■ Aim of the task:
Pull out each line of the data that includes the word "this".
>>>>
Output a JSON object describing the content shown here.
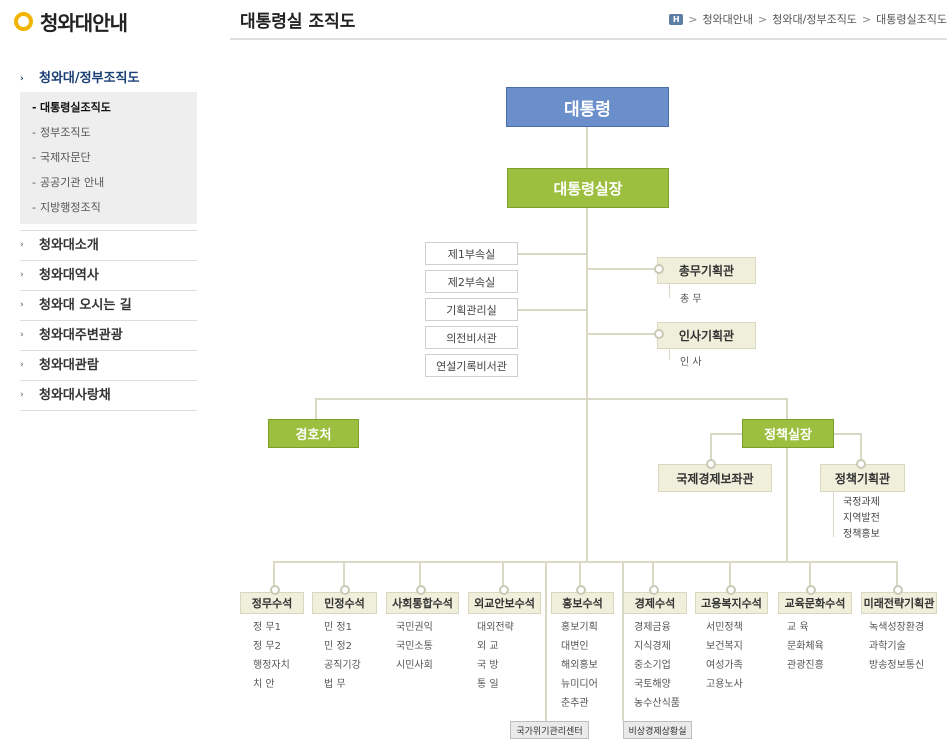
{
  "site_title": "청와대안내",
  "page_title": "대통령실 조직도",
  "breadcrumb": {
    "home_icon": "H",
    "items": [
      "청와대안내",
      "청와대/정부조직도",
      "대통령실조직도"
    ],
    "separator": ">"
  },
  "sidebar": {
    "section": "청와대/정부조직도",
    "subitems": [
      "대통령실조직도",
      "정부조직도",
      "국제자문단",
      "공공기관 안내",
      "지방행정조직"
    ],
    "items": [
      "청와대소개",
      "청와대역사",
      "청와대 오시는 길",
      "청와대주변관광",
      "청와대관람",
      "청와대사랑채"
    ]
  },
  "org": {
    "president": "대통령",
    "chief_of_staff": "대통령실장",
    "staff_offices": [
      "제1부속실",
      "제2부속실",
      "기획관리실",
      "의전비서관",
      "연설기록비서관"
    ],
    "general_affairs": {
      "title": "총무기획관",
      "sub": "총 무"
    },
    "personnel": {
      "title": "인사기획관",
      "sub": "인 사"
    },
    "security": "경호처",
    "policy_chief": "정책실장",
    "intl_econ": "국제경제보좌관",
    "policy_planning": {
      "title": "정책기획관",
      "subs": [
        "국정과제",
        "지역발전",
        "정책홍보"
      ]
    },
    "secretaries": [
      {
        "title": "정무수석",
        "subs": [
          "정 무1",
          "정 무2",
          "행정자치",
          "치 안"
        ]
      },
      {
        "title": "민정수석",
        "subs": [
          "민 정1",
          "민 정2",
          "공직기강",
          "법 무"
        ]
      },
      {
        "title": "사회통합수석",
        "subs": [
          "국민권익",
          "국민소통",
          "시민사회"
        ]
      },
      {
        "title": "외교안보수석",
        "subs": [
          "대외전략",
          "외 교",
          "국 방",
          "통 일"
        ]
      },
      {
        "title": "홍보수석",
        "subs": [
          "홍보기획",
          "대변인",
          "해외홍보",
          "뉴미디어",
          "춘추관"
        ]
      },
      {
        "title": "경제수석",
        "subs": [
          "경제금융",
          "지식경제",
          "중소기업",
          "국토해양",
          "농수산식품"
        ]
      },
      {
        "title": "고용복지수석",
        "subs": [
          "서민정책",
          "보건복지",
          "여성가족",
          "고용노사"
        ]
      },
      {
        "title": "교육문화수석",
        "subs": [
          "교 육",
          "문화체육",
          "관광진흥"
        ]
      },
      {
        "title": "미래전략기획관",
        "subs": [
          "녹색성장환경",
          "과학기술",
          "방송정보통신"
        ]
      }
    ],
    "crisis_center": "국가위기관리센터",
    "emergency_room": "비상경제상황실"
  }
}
<<<<
>>>>
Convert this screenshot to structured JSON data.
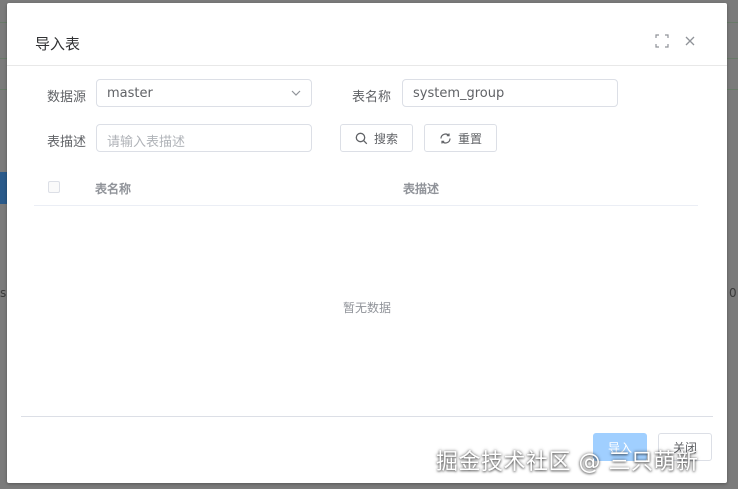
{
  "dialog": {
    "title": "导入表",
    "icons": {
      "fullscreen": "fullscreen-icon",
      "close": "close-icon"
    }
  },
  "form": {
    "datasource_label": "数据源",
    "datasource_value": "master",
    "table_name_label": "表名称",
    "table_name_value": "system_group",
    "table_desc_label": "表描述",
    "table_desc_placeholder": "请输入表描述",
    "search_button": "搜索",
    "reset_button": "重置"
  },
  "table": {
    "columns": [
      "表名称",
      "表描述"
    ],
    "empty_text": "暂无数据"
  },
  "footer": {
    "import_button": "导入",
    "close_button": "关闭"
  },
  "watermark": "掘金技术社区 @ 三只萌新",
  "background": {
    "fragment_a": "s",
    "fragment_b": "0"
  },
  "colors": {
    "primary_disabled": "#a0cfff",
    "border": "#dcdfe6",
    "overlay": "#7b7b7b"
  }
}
<<<<
>>>>
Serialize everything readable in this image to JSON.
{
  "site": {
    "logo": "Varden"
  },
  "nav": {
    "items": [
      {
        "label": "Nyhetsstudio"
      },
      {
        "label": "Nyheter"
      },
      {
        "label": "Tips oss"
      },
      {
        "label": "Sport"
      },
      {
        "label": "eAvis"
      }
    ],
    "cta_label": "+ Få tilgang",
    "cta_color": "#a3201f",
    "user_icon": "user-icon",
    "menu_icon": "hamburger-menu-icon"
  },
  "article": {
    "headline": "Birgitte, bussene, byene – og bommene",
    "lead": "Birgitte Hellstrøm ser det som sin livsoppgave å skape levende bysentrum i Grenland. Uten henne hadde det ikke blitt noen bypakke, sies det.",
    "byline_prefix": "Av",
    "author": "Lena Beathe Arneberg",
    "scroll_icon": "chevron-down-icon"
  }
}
<<<<
■ Full solution:
Convert this screenshot to structured JSON data.
Serialize everything readable in this image to JSON.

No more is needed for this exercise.